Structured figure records
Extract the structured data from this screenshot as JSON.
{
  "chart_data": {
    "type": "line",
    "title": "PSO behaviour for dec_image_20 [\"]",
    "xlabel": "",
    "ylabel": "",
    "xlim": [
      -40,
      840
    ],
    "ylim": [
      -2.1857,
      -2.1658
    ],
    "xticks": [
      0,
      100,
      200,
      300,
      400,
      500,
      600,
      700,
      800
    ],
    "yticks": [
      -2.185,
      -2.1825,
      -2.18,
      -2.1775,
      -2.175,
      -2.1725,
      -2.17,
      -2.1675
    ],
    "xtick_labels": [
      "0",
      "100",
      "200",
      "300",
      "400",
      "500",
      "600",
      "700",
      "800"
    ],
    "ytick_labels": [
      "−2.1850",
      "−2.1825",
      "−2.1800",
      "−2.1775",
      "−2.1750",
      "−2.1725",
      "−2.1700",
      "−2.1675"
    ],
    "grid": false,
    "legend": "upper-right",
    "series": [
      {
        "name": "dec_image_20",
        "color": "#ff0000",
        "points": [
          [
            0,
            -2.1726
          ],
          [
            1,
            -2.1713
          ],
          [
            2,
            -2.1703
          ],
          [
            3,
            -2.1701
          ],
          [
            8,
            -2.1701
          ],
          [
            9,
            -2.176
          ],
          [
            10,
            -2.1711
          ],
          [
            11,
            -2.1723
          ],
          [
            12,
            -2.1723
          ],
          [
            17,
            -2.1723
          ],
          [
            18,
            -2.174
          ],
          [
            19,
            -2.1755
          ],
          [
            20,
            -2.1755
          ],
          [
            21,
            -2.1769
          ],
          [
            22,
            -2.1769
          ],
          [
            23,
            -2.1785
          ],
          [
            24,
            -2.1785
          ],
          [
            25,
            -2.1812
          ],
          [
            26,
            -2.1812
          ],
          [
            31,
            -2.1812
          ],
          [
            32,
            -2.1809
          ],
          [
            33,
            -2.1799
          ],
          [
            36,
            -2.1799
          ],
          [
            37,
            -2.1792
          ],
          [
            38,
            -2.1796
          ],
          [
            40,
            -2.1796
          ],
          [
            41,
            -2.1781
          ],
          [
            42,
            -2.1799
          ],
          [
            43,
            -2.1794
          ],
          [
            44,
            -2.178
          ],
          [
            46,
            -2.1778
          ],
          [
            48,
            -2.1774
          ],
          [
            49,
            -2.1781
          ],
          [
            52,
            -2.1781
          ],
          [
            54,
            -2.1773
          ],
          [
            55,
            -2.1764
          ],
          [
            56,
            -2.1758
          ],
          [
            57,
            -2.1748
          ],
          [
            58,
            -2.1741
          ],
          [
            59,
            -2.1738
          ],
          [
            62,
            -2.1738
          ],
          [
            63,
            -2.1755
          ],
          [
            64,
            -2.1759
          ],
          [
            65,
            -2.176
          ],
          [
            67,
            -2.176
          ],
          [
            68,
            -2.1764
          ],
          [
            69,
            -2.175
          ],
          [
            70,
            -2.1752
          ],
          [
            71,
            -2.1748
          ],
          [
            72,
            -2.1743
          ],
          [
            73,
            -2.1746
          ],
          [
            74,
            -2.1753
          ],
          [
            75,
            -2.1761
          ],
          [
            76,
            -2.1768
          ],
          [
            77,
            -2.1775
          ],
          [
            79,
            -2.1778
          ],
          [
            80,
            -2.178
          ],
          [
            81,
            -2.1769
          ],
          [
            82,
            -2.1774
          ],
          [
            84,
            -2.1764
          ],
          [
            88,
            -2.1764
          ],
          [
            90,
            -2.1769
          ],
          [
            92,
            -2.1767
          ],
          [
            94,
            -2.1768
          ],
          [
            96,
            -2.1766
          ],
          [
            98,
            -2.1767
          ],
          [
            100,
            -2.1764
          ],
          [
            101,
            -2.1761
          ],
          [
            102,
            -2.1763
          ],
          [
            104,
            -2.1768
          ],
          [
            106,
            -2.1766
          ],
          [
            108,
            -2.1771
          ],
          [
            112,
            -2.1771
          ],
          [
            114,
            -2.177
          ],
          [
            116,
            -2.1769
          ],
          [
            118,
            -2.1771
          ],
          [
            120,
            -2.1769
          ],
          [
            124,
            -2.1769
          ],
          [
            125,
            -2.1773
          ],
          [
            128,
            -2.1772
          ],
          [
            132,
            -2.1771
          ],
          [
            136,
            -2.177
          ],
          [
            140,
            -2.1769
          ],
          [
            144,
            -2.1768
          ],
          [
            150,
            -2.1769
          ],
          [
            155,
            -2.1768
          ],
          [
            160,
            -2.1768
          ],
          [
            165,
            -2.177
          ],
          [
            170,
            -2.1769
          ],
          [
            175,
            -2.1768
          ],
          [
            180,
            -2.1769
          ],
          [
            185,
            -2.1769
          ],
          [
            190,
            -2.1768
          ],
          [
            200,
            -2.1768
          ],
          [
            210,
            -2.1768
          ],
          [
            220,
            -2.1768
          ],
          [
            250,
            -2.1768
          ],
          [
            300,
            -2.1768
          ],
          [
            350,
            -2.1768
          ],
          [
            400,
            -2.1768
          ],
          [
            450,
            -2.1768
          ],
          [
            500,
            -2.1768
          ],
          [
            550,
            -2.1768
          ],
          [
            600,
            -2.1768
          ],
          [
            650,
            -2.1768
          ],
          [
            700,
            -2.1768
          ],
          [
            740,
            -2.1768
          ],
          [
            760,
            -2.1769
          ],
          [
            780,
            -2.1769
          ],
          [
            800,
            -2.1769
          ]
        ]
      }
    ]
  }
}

**Exercise description**
Copy out the whole listing, exactly as written.

**Answer for the task**
Extract the structured data from this screenshot as JSON.
{
  "chart_data": {
    "type": "line",
    "title": "PSO behaviour for dec_image_20 [\"]",
    "xlabel": "",
    "ylabel": "",
    "xlim": [
      -40,
      840
    ],
    "ylim": [
      -2.1857,
      -2.1658
    ],
    "xticks": [
      0,
      100,
      200,
      300,
      400,
      500,
      600,
      700,
      800
    ],
    "yticks": [
      -2.185,
      -2.1825,
      -2.18,
      -2.1775,
      -2.175,
      -2.1725,
      -2.17,
      -2.1675
    ],
    "xtick_labels": [
      "0",
      "100",
      "200",
      "300",
      "400",
      "500",
      "600",
      "700",
      "800"
    ],
    "ytick_labels": [
      "−2.1850",
      "−2.1825",
      "−2.1800",
      "−2.1775",
      "−2.1750",
      "−2.1725",
      "−2.1700",
      "−2.1675"
    ],
    "grid": false,
    "legend": "upper-right",
    "series": [
      {
        "name": "dec_image_20",
        "color": "#ff0000",
        "points": [
          [
            0,
            -2.1726
          ],
          [
            1,
            -2.1713
          ],
          [
            2,
            -2.1703
          ],
          [
            3,
            -2.1701
          ],
          [
            8,
            -2.1701
          ],
          [
            9,
            -2.176
          ],
          [
            10,
            -2.1711
          ],
          [
            11,
            -2.1723
          ],
          [
            12,
            -2.1723
          ],
          [
            17,
            -2.1723
          ],
          [
            18,
            -2.174
          ],
          [
            19,
            -2.1755
          ],
          [
            20,
            -2.1755
          ],
          [
            21,
            -2.1769
          ],
          [
            22,
            -2.1769
          ],
          [
            23,
            -2.1785
          ],
          [
            24,
            -2.1785
          ],
          [
            25,
            -2.1812
          ],
          [
            26,
            -2.1812
          ],
          [
            31,
            -2.1812
          ],
          [
            32,
            -2.1809
          ],
          [
            33,
            -2.1799
          ],
          [
            36,
            -2.1799
          ],
          [
            37,
            -2.1792
          ],
          [
            38,
            -2.1796
          ],
          [
            40,
            -2.1796
          ],
          [
            41,
            -2.1781
          ],
          [
            42,
            -2.1799
          ],
          [
            43,
            -2.1794
          ],
          [
            44,
            -2.178
          ],
          [
            46,
            -2.1778
          ],
          [
            48,
            -2.1774
          ],
          [
            49,
            -2.1781
          ],
          [
            52,
            -2.1781
          ],
          [
            54,
            -2.1773
          ],
          [
            55,
            -2.1764
          ],
          [
            56,
            -2.1758
          ],
          [
            57,
            -2.1748
          ],
          [
            58,
            -2.1741
          ],
          [
            59,
            -2.1738
          ],
          [
            62,
            -2.1738
          ],
          [
            63,
            -2.1755
          ],
          [
            64,
            -2.1759
          ],
          [
            65,
            -2.176
          ],
          [
            67,
            -2.176
          ],
          [
            68,
            -2.1764
          ],
          [
            69,
            -2.175
          ],
          [
            70,
            -2.1752
          ],
          [
            71,
            -2.1748
          ],
          [
            72,
            -2.1743
          ],
          [
            73,
            -2.1746
          ],
          [
            74,
            -2.1753
          ],
          [
            75,
            -2.1761
          ],
          [
            76,
            -2.1768
          ],
          [
            77,
            -2.1775
          ],
          [
            79,
            -2.1778
          ],
          [
            80,
            -2.178
          ],
          [
            81,
            -2.1769
          ],
          [
            82,
            -2.1774
          ],
          [
            84,
            -2.1764
          ],
          [
            88,
            -2.1764
          ],
          [
            90,
            -2.1769
          ],
          [
            92,
            -2.1767
          ],
          [
            94,
            -2.1768
          ],
          [
            96,
            -2.1766
          ],
          [
            98,
            -2.1767
          ],
          [
            100,
            -2.1764
          ],
          [
            101,
            -2.1761
          ],
          [
            102,
            -2.1763
          ],
          [
            104,
            -2.1768
          ],
          [
            106,
            -2.1766
          ],
          [
            108,
            -2.1771
          ],
          [
            112,
            -2.1771
          ],
          [
            114,
            -2.177
          ],
          [
            116,
            -2.1769
          ],
          [
            118,
            -2.1771
          ],
          [
            120,
            -2.1769
          ],
          [
            124,
            -2.1769
          ],
          [
            125,
            -2.1773
          ],
          [
            128,
            -2.1772
          ],
          [
            132,
            -2.1771
          ],
          [
            136,
            -2.177
          ],
          [
            140,
            -2.1769
          ],
          [
            144,
            -2.1768
          ],
          [
            150,
            -2.1769
          ],
          [
            155,
            -2.1768
          ],
          [
            160,
            -2.1768
          ],
          [
            165,
            -2.177
          ],
          [
            170,
            -2.1769
          ],
          [
            175,
            -2.1768
          ],
          [
            180,
            -2.1769
          ],
          [
            185,
            -2.1769
          ],
          [
            190,
            -2.1768
          ],
          [
            200,
            -2.1768
          ],
          [
            210,
            -2.1768
          ],
          [
            220,
            -2.1768
          ],
          [
            250,
            -2.1768
          ],
          [
            300,
            -2.1768
          ],
          [
            350,
            -2.1768
          ],
          [
            400,
            -2.1768
          ],
          [
            450,
            -2.1768
          ],
          [
            500,
            -2.1768
          ],
          [
            550,
            -2.1768
          ],
          [
            600,
            -2.1768
          ],
          [
            650,
            -2.1768
          ],
          [
            700,
            -2.1768
          ],
          [
            740,
            -2.1768
          ],
          [
            760,
            -2.1769
          ],
          [
            780,
            -2.1769
          ],
          [
            800,
            -2.1769
          ]
        ]
      }
    ]
  }
}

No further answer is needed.